● **Exercise details**:
Lines that hold the word "page" should be located and copied.

* BEGIN Extracted material *

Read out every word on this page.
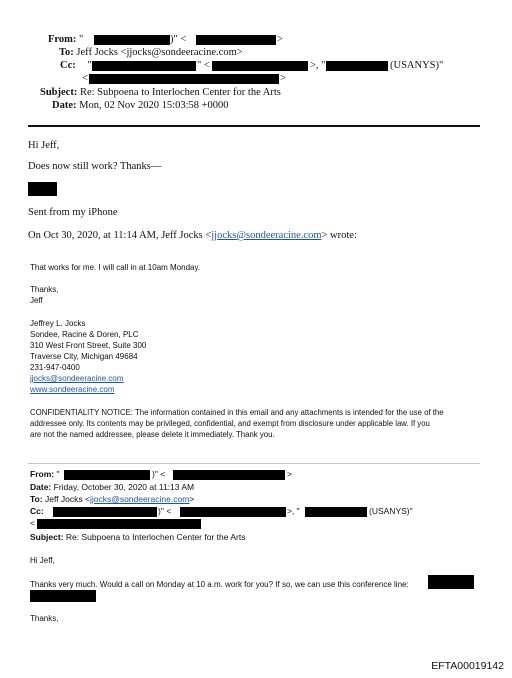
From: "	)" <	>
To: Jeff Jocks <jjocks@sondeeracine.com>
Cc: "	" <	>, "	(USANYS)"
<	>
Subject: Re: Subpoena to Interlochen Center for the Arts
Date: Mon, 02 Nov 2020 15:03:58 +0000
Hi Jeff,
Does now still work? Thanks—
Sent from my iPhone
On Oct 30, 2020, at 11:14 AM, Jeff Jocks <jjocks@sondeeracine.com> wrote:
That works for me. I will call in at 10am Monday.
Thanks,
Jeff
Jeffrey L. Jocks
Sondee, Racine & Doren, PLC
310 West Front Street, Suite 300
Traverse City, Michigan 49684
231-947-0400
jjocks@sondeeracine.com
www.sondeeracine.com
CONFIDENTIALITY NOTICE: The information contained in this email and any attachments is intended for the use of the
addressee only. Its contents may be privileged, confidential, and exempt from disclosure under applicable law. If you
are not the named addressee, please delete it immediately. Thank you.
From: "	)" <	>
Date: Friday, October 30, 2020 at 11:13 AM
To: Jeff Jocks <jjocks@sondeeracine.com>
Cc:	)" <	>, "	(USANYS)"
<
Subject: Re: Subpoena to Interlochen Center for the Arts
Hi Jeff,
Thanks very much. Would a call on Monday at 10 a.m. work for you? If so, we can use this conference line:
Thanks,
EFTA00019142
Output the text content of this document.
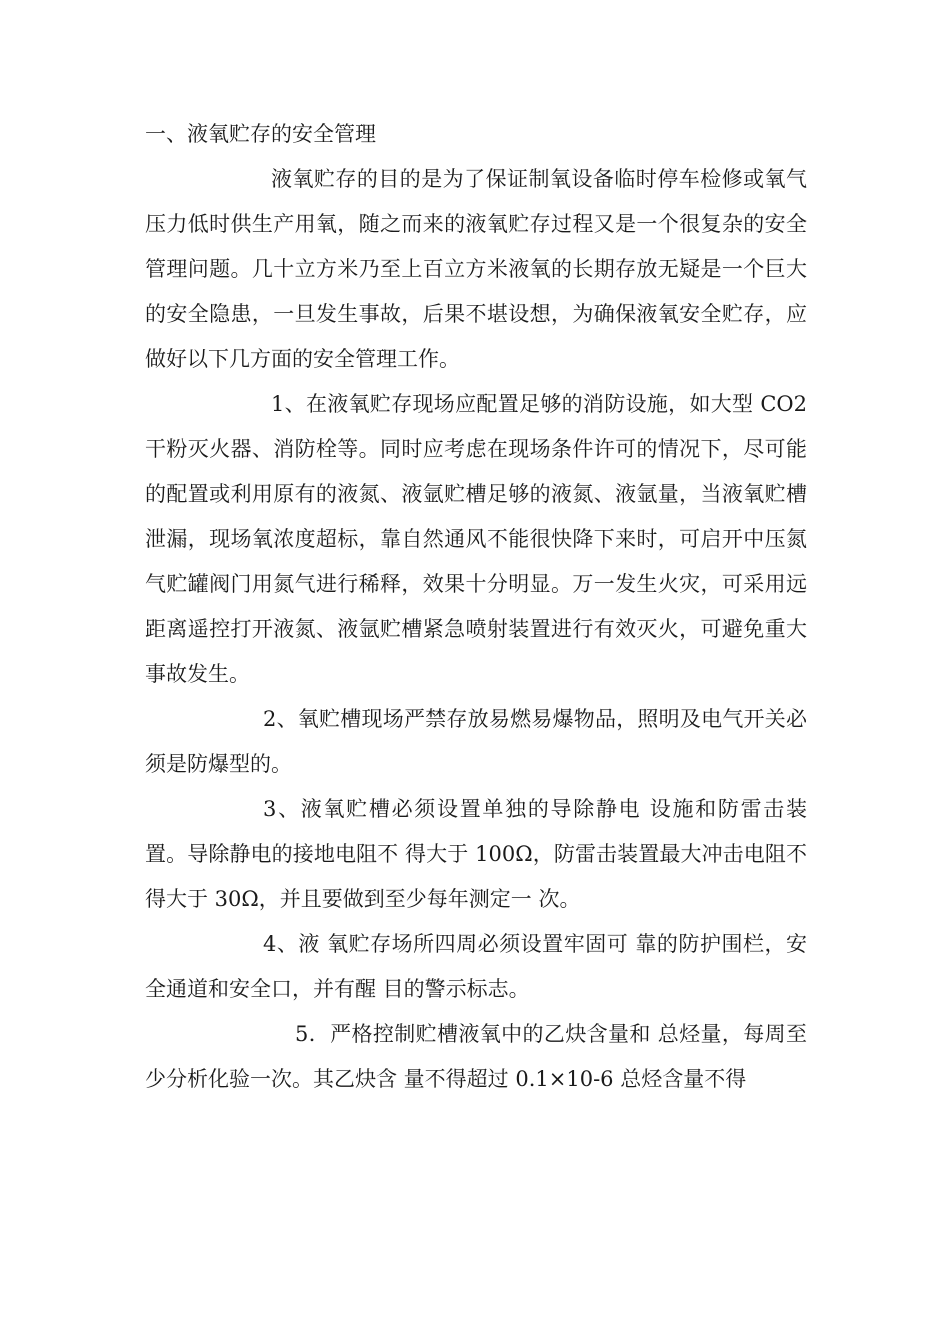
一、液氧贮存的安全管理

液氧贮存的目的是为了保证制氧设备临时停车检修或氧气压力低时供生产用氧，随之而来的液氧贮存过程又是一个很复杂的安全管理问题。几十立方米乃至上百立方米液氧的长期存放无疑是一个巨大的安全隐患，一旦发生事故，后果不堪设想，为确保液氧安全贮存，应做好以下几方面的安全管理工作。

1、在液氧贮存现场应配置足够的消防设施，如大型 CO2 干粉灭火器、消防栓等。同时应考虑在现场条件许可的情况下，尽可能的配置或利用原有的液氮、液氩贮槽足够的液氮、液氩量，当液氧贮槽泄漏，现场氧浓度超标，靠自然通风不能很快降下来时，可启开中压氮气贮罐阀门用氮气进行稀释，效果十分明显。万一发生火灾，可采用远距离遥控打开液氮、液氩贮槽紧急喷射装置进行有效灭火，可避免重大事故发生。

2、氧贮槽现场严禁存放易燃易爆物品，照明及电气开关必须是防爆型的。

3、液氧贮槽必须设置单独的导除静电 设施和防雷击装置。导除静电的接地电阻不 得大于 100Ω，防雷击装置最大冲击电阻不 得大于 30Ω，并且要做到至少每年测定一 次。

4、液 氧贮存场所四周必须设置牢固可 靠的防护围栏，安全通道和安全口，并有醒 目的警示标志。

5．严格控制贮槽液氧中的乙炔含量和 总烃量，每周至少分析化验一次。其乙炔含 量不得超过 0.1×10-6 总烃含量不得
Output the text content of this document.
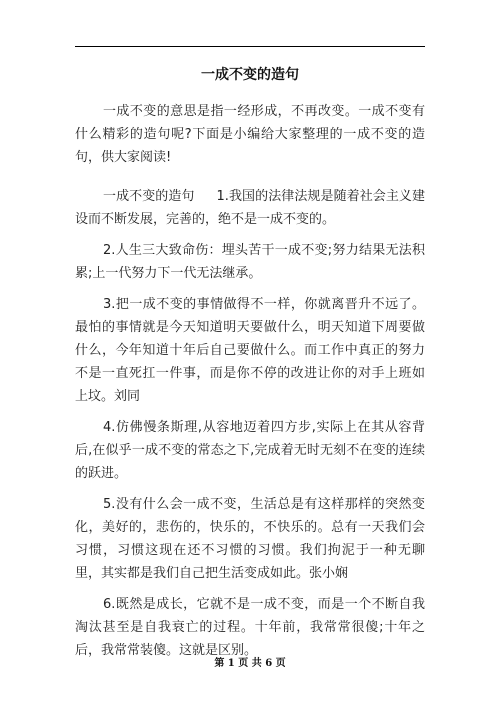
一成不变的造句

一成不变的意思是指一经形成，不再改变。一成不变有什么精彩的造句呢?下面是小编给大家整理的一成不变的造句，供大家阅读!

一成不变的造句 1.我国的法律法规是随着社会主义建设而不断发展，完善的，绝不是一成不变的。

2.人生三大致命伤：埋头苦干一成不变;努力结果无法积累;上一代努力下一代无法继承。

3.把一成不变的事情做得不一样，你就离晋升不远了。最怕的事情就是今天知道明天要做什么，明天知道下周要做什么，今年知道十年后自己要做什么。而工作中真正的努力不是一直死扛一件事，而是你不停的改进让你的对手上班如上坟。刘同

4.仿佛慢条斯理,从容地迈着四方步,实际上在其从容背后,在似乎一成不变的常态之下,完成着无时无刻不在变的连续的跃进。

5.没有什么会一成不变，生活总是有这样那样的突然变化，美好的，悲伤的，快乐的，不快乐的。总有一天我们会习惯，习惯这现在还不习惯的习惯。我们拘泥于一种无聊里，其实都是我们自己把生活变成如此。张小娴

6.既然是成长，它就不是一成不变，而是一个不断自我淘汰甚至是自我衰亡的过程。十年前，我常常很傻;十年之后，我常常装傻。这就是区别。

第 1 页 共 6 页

* END Extracted material *
* BEGIN Extracted material *

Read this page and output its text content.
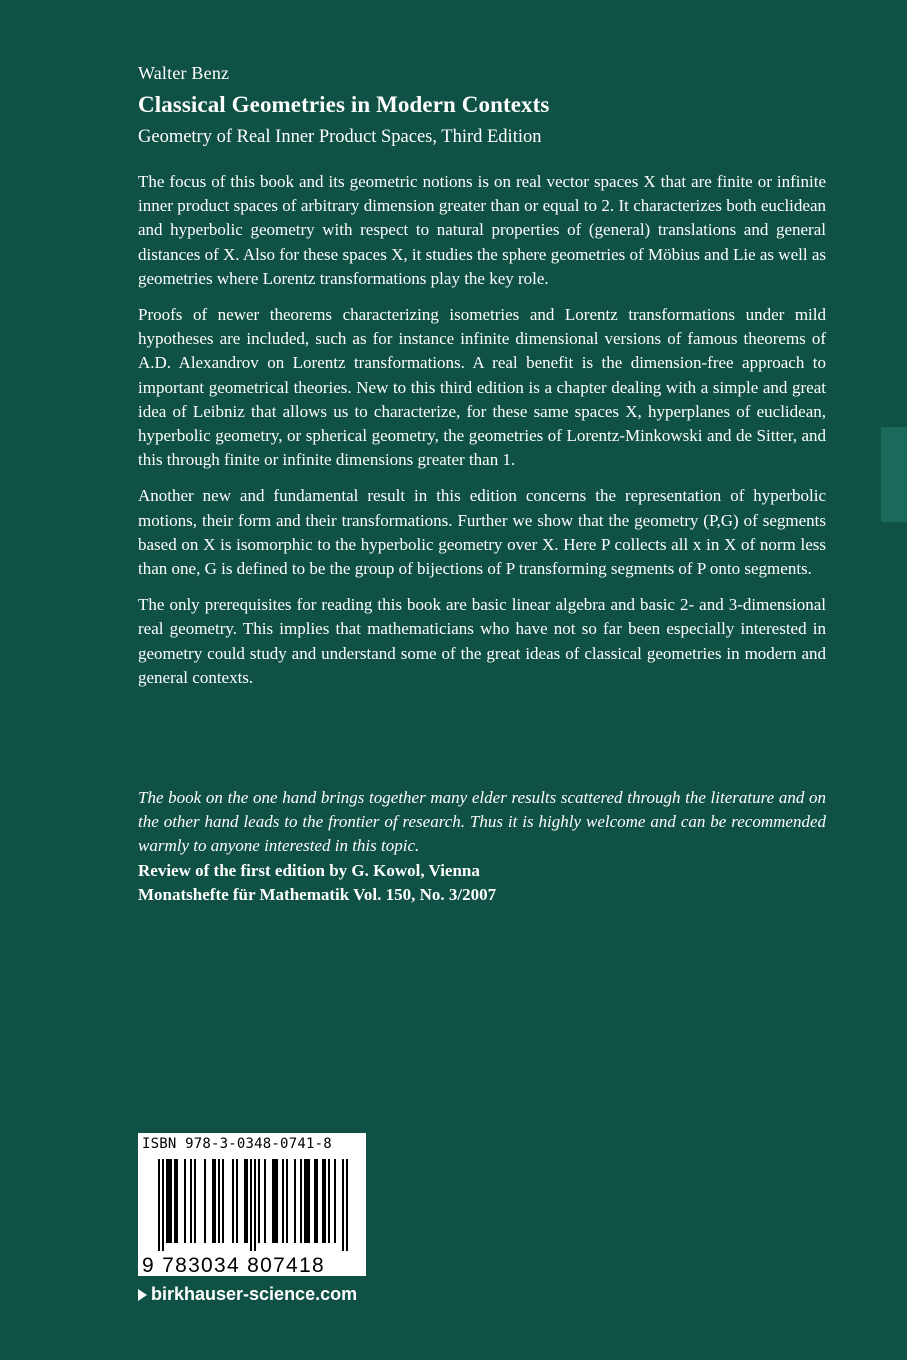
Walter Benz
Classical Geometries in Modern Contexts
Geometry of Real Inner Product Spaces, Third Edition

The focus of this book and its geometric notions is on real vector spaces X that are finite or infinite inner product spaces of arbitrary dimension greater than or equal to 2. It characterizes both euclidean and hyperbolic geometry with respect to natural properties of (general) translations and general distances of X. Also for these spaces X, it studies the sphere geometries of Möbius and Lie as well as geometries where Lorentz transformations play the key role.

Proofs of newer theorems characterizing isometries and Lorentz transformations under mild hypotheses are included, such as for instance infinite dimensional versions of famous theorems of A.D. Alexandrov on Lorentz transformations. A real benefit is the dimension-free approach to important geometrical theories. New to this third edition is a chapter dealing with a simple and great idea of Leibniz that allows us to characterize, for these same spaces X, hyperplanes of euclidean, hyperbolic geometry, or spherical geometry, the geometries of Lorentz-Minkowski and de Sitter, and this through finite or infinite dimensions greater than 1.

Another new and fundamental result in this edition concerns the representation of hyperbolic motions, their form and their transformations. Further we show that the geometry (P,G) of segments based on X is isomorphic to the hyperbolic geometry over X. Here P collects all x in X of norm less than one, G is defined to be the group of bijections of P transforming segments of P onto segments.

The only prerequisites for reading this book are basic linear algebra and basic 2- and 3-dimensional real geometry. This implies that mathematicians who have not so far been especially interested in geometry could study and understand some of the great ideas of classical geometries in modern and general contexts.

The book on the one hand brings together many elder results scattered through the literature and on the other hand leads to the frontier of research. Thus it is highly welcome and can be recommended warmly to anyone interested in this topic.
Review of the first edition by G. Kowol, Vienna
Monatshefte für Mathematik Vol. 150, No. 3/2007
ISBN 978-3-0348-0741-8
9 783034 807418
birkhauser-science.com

* END Extracted material *

● **Final result**:
Read out every word on this page.
Read this page and output its text content.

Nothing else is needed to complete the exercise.